INPUT
(begin)

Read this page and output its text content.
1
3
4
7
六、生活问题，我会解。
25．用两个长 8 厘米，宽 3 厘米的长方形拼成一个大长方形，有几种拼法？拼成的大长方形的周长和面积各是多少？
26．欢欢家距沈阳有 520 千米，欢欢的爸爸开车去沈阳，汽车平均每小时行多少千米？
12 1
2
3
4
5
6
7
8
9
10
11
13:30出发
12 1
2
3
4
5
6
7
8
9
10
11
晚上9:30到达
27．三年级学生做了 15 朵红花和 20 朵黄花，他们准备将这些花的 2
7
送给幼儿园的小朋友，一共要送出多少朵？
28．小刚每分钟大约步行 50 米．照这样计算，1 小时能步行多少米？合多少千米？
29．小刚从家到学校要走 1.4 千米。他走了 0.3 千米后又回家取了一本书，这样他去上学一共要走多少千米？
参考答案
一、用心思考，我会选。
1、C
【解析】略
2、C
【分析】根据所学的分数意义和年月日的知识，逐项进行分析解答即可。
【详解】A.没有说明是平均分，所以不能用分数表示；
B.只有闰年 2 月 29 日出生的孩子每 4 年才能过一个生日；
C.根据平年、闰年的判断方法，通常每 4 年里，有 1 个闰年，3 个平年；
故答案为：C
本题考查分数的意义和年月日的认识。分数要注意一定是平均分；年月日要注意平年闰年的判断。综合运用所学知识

(end)

WRITTEN INSTRUCTION
Transcribe the records above exactly as they appear.

OUTPUT
Read this page and output its text content.
1
3
4
7
六、生活问题，我会解。
25．用两个长 8 厘米，宽 3 厘米的长方形拼成一个大长方形，有几种拼法？拼成的大长方形的周长和面积各是多少？
26．欢欢家距沈阳有 520 千米，欢欢的爸爸开车去沈阳，汽车平均每小时行多少千米？
12 1
2
3
4
5
6
7
8
9
10
11
13:30出发
12 1
2
3
4
5
6
7
8
9
10
11
晚上9:30到达
27．三年级学生做了 15 朵红花和 20 朵黄花，他们准备将这些花的 2
7
送给幼儿园的小朋友，一共要送出多少朵？
28．小刚每分钟大约步行 50 米．照这样计算，1 小时能步行多少米？合多少千米？
29．小刚从家到学校要走 1.4 千米。他走了 0.3 千米后又回家取了一本书，这样他去上学一共要走多少千米？
参考答案
一、用心思考，我会选。
1、C
【解析】略
2、C
【分析】根据所学的分数意义和年月日的知识，逐项进行分析解答即可。
【详解】A.没有说明是平均分，所以不能用分数表示；
B.只有闰年 2 月 29 日出生的孩子每 4 年才能过一个生日；
C.根据平年、闰年的判断方法，通常每 4 年里，有 1 个闰年，3 个平年；
故答案为：C
本题考查分数的意义和年月日的认识。分数要注意一定是平均分；年月日要注意平年闰年的判断。综合运用所学知识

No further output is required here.